** begin **

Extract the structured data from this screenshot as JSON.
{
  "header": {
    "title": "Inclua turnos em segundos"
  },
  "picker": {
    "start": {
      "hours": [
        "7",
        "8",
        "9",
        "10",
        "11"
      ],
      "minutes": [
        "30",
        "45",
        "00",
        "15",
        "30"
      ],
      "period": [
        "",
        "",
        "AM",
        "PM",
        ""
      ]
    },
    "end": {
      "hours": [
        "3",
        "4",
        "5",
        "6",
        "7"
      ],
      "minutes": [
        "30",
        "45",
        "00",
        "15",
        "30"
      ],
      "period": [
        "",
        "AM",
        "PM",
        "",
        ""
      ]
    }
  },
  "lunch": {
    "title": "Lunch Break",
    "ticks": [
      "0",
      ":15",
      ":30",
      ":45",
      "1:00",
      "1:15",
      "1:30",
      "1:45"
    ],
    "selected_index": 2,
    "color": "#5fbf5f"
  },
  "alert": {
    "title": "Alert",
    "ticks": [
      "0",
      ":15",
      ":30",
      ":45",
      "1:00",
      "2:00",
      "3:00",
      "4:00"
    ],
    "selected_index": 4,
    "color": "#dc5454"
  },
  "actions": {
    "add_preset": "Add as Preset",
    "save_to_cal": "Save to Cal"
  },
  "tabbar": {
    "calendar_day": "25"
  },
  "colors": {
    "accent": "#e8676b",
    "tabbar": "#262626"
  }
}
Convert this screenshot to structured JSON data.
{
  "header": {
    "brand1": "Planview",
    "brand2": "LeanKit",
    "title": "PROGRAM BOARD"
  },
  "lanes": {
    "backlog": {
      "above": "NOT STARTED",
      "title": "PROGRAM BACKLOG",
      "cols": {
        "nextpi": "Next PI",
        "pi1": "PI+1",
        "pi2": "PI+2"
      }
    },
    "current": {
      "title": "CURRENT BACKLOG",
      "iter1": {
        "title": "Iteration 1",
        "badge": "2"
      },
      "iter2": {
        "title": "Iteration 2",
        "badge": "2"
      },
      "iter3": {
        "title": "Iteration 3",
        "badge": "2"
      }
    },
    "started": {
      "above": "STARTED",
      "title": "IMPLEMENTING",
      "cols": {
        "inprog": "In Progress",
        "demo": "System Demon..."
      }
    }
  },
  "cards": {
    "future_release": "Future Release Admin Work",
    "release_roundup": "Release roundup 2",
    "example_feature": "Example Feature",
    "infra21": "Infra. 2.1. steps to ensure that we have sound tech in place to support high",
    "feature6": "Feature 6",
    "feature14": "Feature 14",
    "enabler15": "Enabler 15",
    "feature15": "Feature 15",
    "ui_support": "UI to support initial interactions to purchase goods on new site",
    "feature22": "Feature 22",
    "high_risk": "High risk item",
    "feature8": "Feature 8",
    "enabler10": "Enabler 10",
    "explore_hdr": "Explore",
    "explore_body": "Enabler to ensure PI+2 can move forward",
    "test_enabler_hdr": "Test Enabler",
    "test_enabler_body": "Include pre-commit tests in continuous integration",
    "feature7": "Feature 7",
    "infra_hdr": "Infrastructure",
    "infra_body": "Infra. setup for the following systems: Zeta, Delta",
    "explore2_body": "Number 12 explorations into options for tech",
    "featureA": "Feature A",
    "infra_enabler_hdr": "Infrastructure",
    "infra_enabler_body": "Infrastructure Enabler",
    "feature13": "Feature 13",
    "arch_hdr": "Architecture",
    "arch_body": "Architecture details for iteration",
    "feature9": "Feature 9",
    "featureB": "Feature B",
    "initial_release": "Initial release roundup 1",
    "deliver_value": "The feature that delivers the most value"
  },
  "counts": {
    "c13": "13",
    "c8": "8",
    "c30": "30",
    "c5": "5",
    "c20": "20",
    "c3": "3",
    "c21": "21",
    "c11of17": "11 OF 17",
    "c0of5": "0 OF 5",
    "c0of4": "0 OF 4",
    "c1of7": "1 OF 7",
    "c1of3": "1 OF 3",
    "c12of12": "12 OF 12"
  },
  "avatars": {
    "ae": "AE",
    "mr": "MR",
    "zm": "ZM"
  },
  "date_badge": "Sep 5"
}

** end **

_Description of the task_
Write the material out exactly, with nothing left out.

_Finished answer_
Extract the structured data from this screenshot as JSON.
{
  "header": {
    "title": "Inclua turnos em segundos"
  },
  "picker": {
    "start": {
      "hours": [
        "7",
        "8",
        "9",
        "10",
        "11"
      ],
      "minutes": [
        "30",
        "45",
        "00",
        "15",
        "30"
      ],
      "period": [
        "",
        "",
        "AM",
        "PM",
        ""
      ]
    },
    "end": {
      "hours": [
        "3",
        "4",
        "5",
        "6",
        "7"
      ],
      "minutes": [
        "30",
        "45",
        "00",
        "15",
        "30"
      ],
      "period": [
        "",
        "AM",
        "PM",
        "",
        ""
      ]
    }
  },
  "lunch": {
    "title": "Lunch Break",
    "ticks": [
      "0",
      ":15",
      ":30",
      ":45",
      "1:00",
      "1:15",
      "1:30",
      "1:45"
    ],
    "selected_index": 2,
    "color": "#5fbf5f"
  },
  "alert": {
    "title": "Alert",
    "ticks": [
      "0",
      ":15",
      ":30",
      ":45",
      "1:00",
      "2:00",
      "3:00",
      "4:00"
    ],
    "selected_index": 4,
    "color": "#dc5454"
  },
  "actions": {
    "add_preset": "Add as Preset",
    "save_to_cal": "Save to Cal"
  },
  "tabbar": {
    "calendar_day": "25"
  },
  "colors": {
    "accent": "#e8676b",
    "tabbar": "#262626"
  }
}
Convert this screenshot to structured JSON data.
{
  "header": {
    "brand1": "Planview",
    "brand2": "LeanKit",
    "title": "PROGRAM BOARD"
  },
  "lanes": {
    "backlog": {
      "above": "NOT STARTED",
      "title": "PROGRAM BACKLOG",
      "cols": {
        "nextpi": "Next PI",
        "pi1": "PI+1",
        "pi2": "PI+2"
      }
    },
    "current": {
      "title": "CURRENT BACKLOG",
      "iter1": {
        "title": "Iteration 1",
        "badge": "2"
      },
      "iter2": {
        "title": "Iteration 2",
        "badge": "2"
      },
      "iter3": {
        "title": "Iteration 3",
        "badge": "2"
      }
    },
    "started": {
      "above": "STARTED",
      "title": "IMPLEMENTING",
      "cols": {
        "inprog": "In Progress",
        "demo": "System Demon..."
      }
    }
  },
  "cards": {
    "future_release": "Future Release Admin Work",
    "release_roundup": "Release roundup 2",
    "example_feature": "Example Feature",
    "infra21": "Infra. 2.1. steps to ensure that we have sound tech in place to support high",
    "feature6": "Feature 6",
    "feature14": "Feature 14",
    "enabler15": "Enabler 15",
    "feature15": "Feature 15",
    "ui_support": "UI to support initial interactions to purchase goods on new site",
    "feature22": "Feature 22",
    "high_risk": "High risk item",
    "feature8": "Feature 8",
    "enabler10": "Enabler 10",
    "explore_hdr": "Explore",
    "explore_body": "Enabler to ensure PI+2 can move forward",
    "test_enabler_hdr": "Test Enabler",
    "test_enabler_body": "Include pre-commit tests in continuous integration",
    "feature7": "Feature 7",
    "infra_hdr": "Infrastructure",
    "infra_body": "Infra. setup for the following systems: Zeta, Delta",
    "explore2_body": "Number 12 explorations into options for tech",
    "featureA": "Feature A",
    "infra_enabler_hdr": "Infrastructure",
    "infra_enabler_body": "Infrastructure Enabler",
    "feature13": "Feature 13",
    "arch_hdr": "Architecture",
    "arch_body": "Architecture details for iteration",
    "feature9": "Feature 9",
    "featureB": "Feature B",
    "initial_release": "Initial release roundup 1",
    "deliver_value": "The feature that delivers the most value"
  },
  "counts": {
    "c13": "13",
    "c8": "8",
    "c30": "30",
    "c5": "5",
    "c20": "20",
    "c3": "3",
    "c21": "21",
    "c11of17": "11 OF 17",
    "c0of5": "0 OF 5",
    "c0of4": "0 OF 4",
    "c1of7": "1 OF 7",
    "c1of3": "1 OF 3",
    "c12of12": "12 OF 12"
  },
  "avatars": {
    "ae": "AE",
    "mr": "MR",
    "zm": "ZM"
  },
  "date_badge": "Sep 5"
}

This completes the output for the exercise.